● Extracted entries:
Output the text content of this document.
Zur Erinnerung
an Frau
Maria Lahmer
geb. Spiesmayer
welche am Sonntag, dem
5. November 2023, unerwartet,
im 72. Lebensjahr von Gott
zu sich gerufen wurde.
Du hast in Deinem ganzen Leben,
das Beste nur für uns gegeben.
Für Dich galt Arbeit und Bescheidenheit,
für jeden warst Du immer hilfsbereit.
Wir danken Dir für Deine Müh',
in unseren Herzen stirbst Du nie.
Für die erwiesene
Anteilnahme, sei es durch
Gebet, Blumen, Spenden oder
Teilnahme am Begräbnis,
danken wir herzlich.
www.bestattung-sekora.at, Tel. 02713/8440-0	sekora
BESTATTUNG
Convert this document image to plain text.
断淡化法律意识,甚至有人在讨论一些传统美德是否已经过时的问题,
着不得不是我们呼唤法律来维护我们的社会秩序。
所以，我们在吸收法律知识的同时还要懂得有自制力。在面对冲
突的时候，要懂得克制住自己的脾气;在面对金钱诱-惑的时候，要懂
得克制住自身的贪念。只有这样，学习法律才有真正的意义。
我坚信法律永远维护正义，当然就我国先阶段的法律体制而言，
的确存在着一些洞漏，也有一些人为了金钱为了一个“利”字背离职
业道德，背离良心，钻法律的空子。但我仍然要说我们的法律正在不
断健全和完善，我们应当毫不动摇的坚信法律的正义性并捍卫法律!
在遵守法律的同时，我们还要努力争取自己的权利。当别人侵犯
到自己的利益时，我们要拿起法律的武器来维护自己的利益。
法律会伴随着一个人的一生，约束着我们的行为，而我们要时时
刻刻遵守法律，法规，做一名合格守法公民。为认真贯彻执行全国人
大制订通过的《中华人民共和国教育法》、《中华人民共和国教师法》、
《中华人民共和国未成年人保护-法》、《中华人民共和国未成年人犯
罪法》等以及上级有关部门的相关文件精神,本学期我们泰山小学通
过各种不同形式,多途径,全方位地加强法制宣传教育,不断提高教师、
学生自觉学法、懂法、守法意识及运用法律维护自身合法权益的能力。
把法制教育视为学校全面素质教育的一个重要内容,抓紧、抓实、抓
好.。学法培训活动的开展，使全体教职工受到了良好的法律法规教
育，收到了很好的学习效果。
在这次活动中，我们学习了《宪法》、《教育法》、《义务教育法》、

● Aim of the exercise:
Copy out all of the records above with nothing altered.

● Solution for this exercise:
Output the text content of this document.
Zur Erinnerung
an Frau
Maria Lahmer
geb. Spiesmayer
welche am Sonntag, dem
5. November 2023, unerwartet,
im 72. Lebensjahr von Gott
zu sich gerufen wurde.
Du hast in Deinem ganzen Leben,
das Beste nur für uns gegeben.
Für Dich galt Arbeit und Bescheidenheit,
für jeden warst Du immer hilfsbereit.
Wir danken Dir für Deine Müh',
in unseren Herzen stirbst Du nie.
Für die erwiesene
Anteilnahme, sei es durch
Gebet, Blumen, Spenden oder
Teilnahme am Begräbnis,
danken wir herzlich.
www.bestattung-sekora.at, Tel. 02713/8440-0	sekora
BESTATTUNG
Convert this document image to plain text.
断淡化法律意识,甚至有人在讨论一些传统美德是否已经过时的问题,
着不得不是我们呼唤法律来维护我们的社会秩序。
所以，我们在吸收法律知识的同时还要懂得有自制力。在面对冲
突的时候，要懂得克制住自己的脾气;在面对金钱诱-惑的时候，要懂
得克制住自身的贪念。只有这样，学习法律才有真正的意义。
我坚信法律永远维护正义，当然就我国先阶段的法律体制而言，
的确存在着一些洞漏，也有一些人为了金钱为了一个“利”字背离职
业道德，背离良心，钻法律的空子。但我仍然要说我们的法律正在不
断健全和完善，我们应当毫不动摇的坚信法律的正义性并捍卫法律!
在遵守法律的同时，我们还要努力争取自己的权利。当别人侵犯
到自己的利益时，我们要拿起法律的武器来维护自己的利益。
法律会伴随着一个人的一生，约束着我们的行为，而我们要时时
刻刻遵守法律，法规，做一名合格守法公民。为认真贯彻执行全国人
大制订通过的《中华人民共和国教育法》、《中华人民共和国教师法》、
《中华人民共和国未成年人保护-法》、《中华人民共和国未成年人犯
罪法》等以及上级有关部门的相关文件精神,本学期我们泰山小学通
过各种不同形式,多途径,全方位地加强法制宣传教育,不断提高教师、
学生自觉学法、懂法、守法意识及运用法律维护自身合法权益的能力。
把法制教育视为学校全面素质教育的一个重要内容,抓紧、抓实、抓
好.。学法培训活动的开展，使全体教职工受到了良好的法律法规教
育，收到了很好的学习效果。
在这次活动中，我们学习了《宪法》、《教育法》、《义务教育法》、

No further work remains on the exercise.